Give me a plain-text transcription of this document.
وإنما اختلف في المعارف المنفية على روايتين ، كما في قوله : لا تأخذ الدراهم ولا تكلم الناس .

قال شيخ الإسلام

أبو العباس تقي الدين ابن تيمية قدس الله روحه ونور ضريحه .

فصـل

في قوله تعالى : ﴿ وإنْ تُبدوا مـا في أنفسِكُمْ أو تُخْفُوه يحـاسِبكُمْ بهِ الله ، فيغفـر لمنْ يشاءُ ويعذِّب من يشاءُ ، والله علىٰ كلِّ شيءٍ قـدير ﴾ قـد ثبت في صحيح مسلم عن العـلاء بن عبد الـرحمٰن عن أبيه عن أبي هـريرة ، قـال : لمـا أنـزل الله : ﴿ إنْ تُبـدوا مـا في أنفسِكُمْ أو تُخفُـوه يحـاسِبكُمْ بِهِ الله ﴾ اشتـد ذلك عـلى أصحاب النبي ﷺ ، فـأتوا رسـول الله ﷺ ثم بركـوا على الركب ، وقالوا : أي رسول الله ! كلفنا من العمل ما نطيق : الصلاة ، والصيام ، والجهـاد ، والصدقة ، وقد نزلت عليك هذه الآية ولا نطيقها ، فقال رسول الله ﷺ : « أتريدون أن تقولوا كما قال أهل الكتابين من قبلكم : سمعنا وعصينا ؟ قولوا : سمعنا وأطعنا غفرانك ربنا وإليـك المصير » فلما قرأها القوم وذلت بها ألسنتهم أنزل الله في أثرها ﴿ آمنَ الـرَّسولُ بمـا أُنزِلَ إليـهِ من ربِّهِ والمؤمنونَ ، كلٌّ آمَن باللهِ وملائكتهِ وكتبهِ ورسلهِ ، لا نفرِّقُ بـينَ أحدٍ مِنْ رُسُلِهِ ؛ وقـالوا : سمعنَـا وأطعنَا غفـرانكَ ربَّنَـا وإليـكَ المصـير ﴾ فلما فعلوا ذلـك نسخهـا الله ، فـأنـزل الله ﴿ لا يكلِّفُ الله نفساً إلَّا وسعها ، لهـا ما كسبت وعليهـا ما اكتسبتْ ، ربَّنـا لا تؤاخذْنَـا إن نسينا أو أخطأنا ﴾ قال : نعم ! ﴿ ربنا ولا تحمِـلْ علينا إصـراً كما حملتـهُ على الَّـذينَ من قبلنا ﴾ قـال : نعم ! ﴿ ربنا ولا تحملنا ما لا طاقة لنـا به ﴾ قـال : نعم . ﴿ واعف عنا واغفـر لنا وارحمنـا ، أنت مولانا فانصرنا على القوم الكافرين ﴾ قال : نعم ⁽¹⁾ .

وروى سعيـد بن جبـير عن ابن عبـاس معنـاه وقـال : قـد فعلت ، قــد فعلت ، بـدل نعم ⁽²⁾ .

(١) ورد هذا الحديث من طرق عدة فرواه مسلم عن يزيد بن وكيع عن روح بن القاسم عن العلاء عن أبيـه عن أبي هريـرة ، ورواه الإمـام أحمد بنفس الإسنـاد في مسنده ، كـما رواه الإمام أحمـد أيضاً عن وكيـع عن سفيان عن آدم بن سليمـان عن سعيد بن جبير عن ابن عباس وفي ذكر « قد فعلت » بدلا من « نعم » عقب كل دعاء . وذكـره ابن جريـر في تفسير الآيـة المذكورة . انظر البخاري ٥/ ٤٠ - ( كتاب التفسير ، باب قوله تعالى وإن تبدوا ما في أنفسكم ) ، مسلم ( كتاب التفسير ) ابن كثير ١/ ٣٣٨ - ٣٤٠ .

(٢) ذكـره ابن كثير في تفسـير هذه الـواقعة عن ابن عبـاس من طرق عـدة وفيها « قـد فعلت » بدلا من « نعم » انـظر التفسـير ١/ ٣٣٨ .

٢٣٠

> [Written task]:
Each line that holds the string "كثير" counts once; give the total and nothing else.

> [Answer to the problem]:
2